*Work to complete*
Of the lines in this listing, how many contain the word "Output"? Give the number and nothing else.
>> Begin
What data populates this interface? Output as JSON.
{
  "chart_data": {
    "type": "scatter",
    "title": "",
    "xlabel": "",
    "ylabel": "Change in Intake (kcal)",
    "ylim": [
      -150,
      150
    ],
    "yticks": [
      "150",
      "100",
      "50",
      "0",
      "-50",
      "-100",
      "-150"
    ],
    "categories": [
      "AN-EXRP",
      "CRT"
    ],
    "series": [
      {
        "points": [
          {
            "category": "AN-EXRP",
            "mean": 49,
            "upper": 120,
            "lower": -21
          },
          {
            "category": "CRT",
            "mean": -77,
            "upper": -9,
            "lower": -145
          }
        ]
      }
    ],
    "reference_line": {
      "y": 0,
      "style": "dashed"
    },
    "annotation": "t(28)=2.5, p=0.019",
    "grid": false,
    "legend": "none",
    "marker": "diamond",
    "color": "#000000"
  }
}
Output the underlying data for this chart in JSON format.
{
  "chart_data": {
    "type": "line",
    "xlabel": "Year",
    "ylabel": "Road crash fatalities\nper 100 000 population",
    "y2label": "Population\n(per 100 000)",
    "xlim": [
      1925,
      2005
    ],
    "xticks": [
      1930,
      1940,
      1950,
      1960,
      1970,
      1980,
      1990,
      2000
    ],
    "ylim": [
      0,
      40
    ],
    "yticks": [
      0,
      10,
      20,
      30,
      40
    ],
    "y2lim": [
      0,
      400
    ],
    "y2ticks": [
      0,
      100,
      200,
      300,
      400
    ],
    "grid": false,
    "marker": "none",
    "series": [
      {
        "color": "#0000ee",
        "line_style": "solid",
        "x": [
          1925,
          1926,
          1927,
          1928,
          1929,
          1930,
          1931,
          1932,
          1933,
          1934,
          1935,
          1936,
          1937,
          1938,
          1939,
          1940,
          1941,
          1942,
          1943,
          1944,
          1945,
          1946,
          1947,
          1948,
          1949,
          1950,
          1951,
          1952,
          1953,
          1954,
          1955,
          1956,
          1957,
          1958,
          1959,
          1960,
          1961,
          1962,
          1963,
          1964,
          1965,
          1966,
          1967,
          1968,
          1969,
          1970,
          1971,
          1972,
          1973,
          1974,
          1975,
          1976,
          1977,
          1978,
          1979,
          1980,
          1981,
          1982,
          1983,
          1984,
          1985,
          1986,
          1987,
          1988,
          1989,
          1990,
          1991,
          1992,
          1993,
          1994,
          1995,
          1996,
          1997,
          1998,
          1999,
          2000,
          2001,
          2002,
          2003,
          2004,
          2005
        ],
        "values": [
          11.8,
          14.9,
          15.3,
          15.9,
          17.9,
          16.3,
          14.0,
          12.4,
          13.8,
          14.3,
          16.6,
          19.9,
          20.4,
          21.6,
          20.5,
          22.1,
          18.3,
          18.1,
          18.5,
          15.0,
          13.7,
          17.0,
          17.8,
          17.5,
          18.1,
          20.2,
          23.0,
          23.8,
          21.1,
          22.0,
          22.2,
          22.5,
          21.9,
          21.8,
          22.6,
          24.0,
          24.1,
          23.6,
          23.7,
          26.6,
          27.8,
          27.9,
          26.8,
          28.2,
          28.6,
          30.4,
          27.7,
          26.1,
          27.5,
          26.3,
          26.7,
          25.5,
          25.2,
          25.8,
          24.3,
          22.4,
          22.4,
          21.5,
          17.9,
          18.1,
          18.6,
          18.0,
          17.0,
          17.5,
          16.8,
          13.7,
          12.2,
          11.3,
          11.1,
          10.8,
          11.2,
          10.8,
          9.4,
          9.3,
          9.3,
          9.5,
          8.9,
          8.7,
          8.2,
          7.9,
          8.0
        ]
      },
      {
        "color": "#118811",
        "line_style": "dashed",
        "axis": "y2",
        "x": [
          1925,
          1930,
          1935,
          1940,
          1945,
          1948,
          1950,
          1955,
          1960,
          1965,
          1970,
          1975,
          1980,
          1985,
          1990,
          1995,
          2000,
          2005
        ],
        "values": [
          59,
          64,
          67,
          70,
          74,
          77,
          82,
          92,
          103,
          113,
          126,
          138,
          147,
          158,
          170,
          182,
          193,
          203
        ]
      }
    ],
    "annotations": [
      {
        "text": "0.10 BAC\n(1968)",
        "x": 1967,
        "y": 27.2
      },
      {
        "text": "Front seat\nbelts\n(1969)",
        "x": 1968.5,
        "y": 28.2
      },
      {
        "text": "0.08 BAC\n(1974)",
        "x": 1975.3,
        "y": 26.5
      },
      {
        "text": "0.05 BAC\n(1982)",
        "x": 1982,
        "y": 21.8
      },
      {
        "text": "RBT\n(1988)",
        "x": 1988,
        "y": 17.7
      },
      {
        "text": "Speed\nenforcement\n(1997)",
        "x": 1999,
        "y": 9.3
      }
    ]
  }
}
>> End
*Result for this exercise*
2